▶ **What you will do**
How many of the lines below contain "comparant"? Answer with that number alone.

## start

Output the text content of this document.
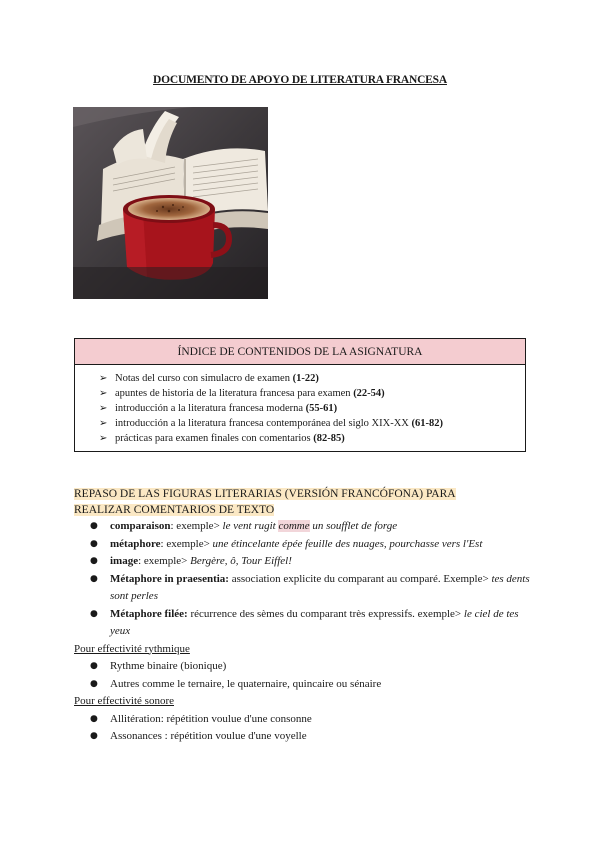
DOCUMENTO DE APOYO DE LITERATURA FRANCESA
ÍNDICE DE CONTENIDOS DE LA ASIGNATURA
➢ Notas del curso con simulacro de examen (1-22)
➢ apuntes de historia de la literatura francesa para examen (22-54)
➢ introducción a la literatura francesa moderna (55-61)
➢ introducción a la literatura francesa contemporánea del siglo XIX-XX (61-82)
➢ prácticas para examen finales con comentarios (82-85)
REPASO DE LAS FIGURAS LITERARIAS (VERSIÓN FRANCÓFONA) PARA REALIZAR COMENTARIOS DE TEXTO
● comparaison: exemple> le vent rugit comme un soufflet de forge
● métaphore: exemple> une étincelante épée feuille des nuages, pourchasse vers l'Est
● image: exemple> Bergère, ô, Tour Eiffel!
● Métaphore in praesentia: association explicite du comparant au comparé. Exemple> tes dents sont perles
● Métaphore filée: récurrence des sèmes du comparant très expressifs. exemple> le ciel de tes yeux
Pour effectivité rythmique
● Rythme binaire (bionique)
● Autres comme le ternaire, le quaternaire, quincaire ou sénaire
Pour effectivité sonore
● Allitération: répétition voulue d'une consonne
● Assonances : répétition voulue d'une voyelle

## end

▶ **Reply to the exercise**
2